TASK GOAL: Search the data below for "admin"; list each line that holds it.

LISTED RECORDS:
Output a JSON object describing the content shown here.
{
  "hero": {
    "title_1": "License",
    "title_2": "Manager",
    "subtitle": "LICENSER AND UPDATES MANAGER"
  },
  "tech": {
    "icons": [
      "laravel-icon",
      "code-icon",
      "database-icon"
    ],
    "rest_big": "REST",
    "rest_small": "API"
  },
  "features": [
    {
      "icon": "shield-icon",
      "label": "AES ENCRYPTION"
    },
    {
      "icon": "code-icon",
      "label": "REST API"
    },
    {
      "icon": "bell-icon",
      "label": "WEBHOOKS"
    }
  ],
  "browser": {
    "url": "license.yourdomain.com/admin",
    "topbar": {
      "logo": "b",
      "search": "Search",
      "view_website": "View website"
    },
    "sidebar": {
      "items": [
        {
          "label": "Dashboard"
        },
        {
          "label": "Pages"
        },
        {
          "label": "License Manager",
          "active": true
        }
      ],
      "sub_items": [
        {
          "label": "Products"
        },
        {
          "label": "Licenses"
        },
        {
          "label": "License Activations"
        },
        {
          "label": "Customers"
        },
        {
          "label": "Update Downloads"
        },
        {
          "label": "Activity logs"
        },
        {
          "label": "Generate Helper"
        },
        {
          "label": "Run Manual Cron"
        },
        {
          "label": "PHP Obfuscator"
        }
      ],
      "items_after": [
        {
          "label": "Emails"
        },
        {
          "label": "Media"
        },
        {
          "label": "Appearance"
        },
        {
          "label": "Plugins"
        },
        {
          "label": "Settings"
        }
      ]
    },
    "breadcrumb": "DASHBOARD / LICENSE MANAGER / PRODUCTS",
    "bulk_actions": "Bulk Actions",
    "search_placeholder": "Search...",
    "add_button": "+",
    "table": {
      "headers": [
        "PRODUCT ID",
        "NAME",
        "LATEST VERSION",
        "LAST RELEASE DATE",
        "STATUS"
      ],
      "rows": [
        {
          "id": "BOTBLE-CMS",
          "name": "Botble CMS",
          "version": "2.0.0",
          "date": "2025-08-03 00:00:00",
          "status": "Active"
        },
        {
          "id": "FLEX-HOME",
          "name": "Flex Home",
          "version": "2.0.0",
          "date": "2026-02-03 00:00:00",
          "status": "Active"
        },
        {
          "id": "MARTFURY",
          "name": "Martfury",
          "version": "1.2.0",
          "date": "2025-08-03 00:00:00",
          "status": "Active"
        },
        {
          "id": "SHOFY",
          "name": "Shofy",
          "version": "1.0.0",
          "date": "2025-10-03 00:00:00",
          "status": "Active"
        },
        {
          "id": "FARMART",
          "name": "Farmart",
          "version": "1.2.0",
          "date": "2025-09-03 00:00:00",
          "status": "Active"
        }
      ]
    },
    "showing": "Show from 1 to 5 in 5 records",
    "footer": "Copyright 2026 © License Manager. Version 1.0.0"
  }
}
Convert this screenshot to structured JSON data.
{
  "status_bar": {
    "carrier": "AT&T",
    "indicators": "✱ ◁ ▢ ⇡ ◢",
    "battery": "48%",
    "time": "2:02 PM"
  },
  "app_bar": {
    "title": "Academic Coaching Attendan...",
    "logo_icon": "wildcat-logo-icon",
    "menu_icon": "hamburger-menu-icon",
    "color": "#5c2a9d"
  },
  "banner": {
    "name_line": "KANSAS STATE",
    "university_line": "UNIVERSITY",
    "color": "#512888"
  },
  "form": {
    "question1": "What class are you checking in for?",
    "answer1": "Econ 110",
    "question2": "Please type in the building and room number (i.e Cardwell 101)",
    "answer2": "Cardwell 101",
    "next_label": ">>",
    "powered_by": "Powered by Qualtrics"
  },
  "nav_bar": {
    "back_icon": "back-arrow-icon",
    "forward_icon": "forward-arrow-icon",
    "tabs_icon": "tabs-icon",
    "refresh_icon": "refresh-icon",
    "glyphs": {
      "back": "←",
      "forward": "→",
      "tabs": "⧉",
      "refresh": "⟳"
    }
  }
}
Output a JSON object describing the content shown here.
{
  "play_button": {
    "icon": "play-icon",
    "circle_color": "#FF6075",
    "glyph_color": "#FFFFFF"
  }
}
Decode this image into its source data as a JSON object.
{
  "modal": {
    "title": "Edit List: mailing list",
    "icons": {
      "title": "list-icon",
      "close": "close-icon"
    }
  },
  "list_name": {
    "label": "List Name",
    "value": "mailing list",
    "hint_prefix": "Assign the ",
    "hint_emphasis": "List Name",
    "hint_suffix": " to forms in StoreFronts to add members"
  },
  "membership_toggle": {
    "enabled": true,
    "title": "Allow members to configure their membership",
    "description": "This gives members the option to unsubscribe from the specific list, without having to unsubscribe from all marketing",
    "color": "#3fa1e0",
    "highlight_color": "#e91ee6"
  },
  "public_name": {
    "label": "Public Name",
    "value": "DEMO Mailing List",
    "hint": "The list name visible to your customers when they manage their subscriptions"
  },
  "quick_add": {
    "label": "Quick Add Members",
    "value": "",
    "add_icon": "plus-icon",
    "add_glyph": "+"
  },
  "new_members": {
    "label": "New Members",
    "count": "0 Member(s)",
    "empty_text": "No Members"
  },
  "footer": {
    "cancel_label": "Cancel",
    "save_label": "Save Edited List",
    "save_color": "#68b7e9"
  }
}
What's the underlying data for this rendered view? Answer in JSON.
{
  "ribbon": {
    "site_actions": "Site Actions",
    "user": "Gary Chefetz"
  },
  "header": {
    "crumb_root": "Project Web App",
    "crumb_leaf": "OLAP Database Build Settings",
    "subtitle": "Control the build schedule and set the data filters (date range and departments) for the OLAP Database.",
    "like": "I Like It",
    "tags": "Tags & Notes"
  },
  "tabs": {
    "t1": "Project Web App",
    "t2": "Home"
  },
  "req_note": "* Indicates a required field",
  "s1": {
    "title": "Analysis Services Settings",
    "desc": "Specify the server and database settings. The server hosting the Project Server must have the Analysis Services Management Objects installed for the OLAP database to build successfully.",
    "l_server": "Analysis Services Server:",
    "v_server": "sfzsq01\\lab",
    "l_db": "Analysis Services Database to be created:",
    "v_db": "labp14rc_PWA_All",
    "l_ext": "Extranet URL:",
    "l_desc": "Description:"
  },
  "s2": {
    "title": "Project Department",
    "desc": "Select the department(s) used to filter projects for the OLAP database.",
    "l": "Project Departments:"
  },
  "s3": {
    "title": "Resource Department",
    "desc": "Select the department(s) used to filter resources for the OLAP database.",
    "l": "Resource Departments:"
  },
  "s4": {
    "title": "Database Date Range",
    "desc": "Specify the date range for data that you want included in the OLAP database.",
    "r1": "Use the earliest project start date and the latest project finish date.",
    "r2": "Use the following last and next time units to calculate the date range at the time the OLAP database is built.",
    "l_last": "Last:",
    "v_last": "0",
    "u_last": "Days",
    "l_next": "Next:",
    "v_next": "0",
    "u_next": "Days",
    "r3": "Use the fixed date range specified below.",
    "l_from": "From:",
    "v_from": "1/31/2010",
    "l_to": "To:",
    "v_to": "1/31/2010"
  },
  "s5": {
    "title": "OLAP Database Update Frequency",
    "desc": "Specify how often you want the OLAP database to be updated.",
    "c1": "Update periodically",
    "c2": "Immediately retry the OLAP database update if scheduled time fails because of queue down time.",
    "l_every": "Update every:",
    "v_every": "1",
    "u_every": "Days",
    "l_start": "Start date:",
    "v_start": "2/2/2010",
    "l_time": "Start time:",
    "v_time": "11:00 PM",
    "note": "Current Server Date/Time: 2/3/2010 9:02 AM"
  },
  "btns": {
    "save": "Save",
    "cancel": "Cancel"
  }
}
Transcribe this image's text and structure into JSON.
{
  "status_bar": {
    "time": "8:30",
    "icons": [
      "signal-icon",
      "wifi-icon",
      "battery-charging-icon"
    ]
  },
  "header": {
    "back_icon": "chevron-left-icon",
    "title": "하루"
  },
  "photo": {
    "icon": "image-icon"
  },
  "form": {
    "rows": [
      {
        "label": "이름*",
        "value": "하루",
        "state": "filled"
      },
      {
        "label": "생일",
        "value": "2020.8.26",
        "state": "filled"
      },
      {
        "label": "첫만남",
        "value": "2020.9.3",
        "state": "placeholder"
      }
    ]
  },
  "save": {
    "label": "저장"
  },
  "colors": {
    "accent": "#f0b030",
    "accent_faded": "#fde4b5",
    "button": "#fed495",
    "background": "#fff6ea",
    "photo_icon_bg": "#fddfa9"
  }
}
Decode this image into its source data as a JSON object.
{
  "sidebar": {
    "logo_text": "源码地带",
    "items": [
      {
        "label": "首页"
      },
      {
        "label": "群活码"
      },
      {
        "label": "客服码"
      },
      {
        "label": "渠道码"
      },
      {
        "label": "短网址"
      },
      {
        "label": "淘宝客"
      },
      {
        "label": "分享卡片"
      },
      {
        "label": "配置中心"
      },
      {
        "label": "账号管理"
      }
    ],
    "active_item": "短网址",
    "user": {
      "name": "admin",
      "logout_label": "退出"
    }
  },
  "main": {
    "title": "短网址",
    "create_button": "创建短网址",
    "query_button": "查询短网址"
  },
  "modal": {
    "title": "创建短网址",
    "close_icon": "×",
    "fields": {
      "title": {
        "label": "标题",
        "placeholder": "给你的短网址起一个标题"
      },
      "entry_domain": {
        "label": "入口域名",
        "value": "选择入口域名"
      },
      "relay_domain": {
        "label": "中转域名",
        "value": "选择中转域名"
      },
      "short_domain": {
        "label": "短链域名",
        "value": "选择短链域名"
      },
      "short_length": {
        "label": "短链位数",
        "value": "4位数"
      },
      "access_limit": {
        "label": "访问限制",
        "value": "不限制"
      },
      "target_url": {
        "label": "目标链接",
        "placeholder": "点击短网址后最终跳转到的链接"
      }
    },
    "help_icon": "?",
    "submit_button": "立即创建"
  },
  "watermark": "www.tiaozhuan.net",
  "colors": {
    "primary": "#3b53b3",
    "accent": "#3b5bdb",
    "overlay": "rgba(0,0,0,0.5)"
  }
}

FULL ANSWER:
    "url": "license.yourdomain.com/admin",
      "name": "admin",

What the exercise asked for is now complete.